What the exercise asks: All lines in the data bearing the string "Education" should be identified and copied.

Records provided:
________________________
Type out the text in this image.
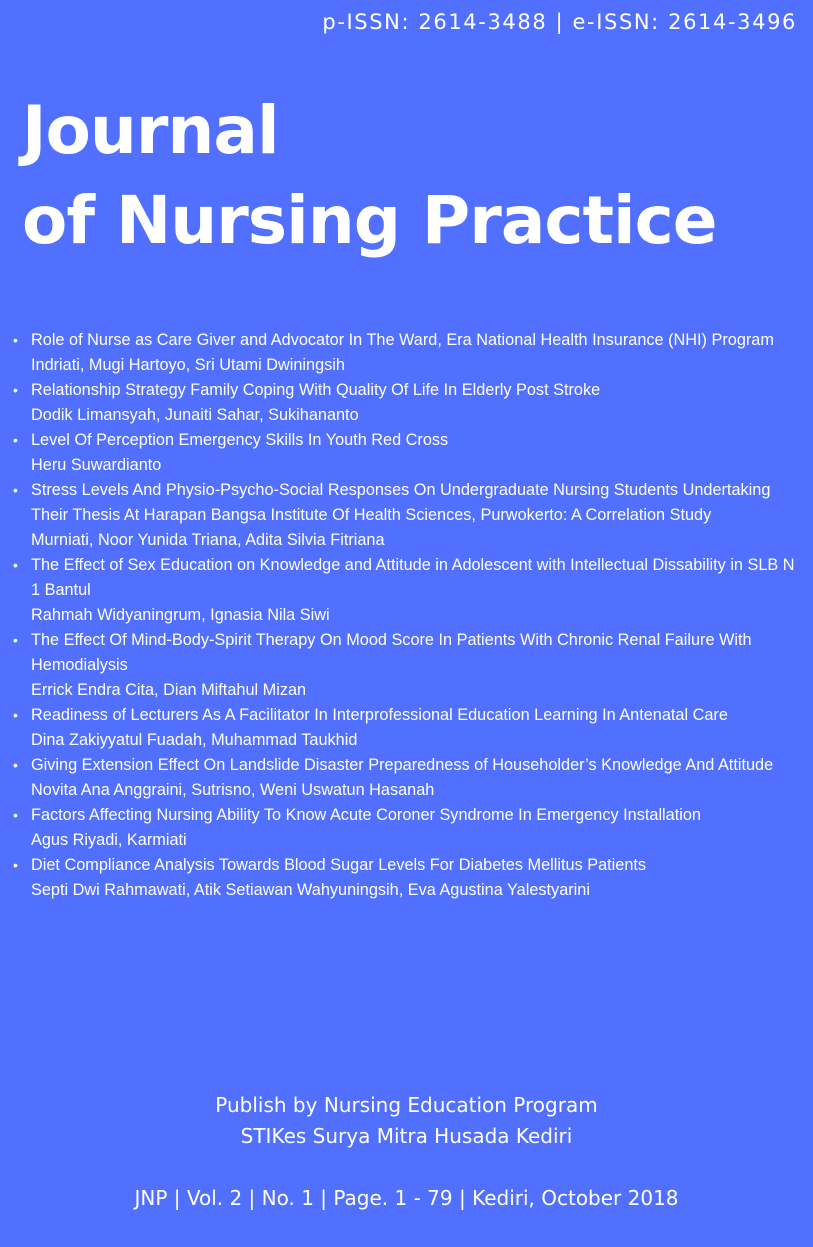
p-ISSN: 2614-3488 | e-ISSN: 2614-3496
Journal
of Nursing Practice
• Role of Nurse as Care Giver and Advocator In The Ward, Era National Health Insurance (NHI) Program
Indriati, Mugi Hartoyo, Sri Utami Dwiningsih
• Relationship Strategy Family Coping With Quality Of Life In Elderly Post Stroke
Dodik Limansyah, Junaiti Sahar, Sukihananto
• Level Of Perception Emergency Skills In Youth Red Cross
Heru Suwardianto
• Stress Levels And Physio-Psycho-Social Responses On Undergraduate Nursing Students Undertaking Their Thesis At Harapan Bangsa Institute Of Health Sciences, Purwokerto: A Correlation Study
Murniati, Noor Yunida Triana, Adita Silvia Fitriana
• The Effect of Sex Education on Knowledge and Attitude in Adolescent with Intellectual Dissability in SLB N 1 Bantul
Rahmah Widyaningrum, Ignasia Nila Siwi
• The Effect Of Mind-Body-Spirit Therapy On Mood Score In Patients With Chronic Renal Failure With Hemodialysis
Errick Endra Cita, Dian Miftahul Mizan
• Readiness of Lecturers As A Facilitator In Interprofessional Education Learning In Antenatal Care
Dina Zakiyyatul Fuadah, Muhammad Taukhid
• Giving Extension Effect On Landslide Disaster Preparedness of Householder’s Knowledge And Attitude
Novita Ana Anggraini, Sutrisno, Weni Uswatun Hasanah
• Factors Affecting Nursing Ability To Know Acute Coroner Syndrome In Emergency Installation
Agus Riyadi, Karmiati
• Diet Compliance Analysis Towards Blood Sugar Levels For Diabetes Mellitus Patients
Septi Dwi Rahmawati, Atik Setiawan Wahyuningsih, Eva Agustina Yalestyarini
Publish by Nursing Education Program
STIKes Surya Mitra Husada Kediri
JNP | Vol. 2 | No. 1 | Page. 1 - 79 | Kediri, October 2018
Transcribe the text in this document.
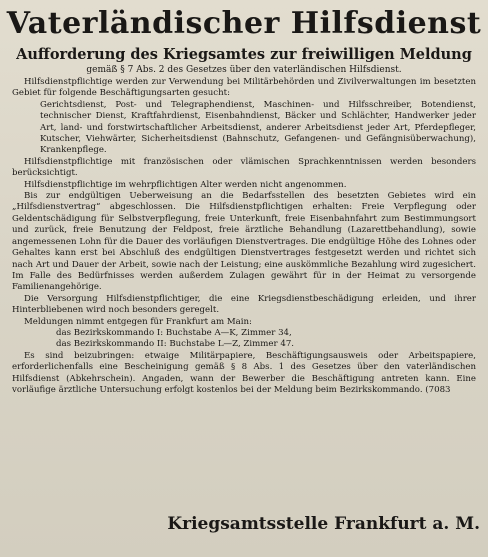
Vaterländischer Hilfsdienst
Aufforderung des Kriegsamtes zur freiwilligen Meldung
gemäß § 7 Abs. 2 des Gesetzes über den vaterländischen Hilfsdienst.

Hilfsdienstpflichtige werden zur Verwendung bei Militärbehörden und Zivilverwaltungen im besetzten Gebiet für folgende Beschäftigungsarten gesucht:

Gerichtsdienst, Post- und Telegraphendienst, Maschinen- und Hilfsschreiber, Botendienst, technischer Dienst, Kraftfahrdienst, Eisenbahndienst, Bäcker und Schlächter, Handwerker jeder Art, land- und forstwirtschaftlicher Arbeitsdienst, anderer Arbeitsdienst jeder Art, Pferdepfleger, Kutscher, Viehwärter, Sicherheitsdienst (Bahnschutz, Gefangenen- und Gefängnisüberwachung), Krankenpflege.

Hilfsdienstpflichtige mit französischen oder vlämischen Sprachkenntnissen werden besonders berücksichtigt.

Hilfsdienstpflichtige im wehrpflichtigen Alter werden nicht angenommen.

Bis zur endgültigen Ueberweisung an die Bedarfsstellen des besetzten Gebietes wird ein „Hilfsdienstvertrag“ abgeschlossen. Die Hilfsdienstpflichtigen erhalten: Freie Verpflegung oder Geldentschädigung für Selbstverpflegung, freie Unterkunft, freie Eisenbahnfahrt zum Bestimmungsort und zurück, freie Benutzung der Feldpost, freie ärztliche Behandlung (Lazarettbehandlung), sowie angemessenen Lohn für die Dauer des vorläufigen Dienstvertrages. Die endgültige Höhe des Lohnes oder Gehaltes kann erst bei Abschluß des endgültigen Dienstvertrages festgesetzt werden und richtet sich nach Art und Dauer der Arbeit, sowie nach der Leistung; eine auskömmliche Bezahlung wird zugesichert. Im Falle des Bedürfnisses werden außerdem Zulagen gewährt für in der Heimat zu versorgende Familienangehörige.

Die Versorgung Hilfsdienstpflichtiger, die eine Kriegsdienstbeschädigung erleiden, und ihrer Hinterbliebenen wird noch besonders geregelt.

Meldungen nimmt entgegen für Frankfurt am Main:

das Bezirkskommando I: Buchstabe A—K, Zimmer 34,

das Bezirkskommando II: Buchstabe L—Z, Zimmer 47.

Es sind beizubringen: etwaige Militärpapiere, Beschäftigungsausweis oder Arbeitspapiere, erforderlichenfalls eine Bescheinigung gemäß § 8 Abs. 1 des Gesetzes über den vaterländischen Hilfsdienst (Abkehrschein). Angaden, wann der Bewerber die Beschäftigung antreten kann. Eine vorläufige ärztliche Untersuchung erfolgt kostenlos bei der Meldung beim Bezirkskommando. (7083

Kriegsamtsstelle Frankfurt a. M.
________________________
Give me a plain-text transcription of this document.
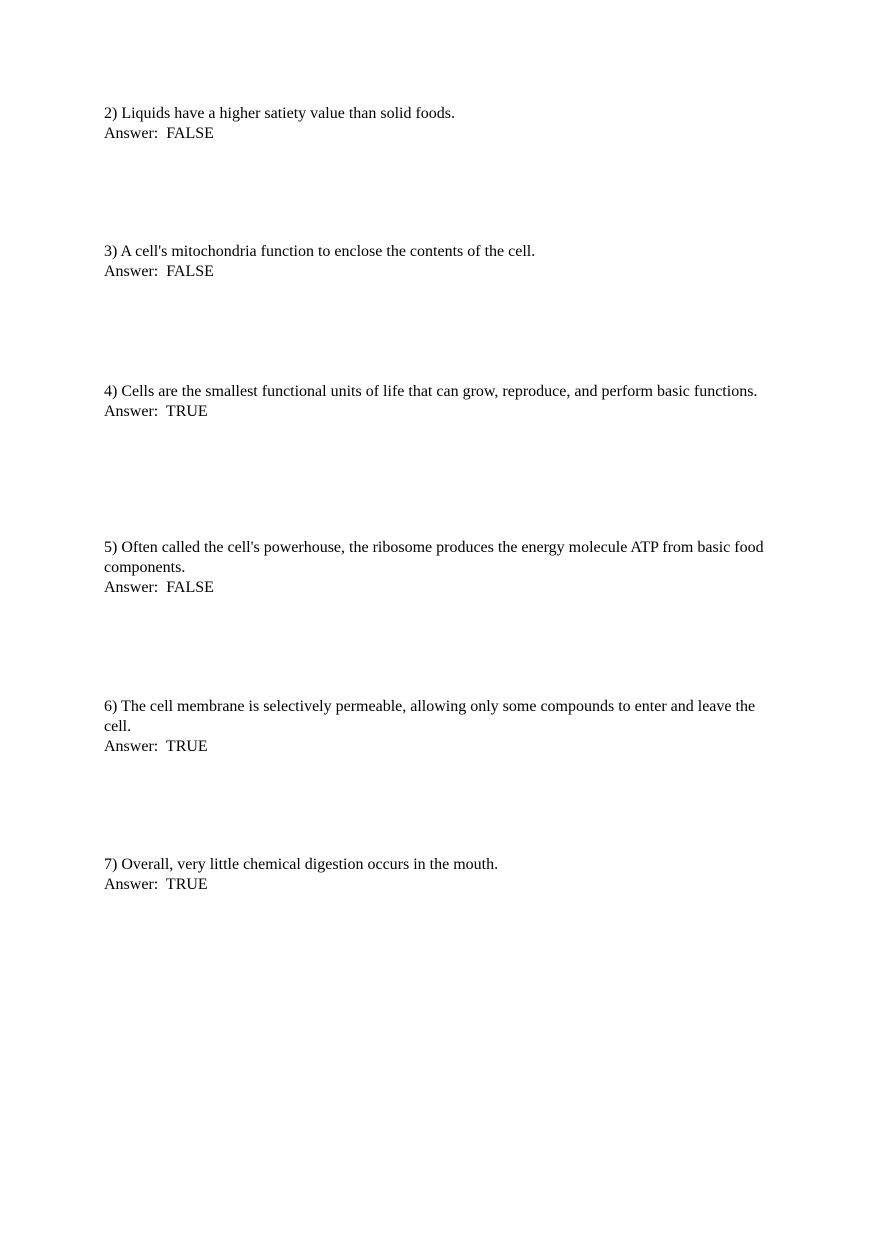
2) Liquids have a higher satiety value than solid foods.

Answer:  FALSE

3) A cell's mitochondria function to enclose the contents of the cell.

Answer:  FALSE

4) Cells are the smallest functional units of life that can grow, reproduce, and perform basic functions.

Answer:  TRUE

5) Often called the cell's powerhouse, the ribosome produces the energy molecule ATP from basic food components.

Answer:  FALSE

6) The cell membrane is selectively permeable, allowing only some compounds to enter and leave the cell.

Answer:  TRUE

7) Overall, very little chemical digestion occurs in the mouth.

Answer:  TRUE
________________________
Exercise result:
• The Effect of Sex Education on Knowledge and Attitude in Adolescent with Intellectual Dissability in SLB N 1 Bantul
• Readiness of Lecturers As A Facilitator In Interprofessional Education Learning In Antenatal Care
Publish by Nursing Education Program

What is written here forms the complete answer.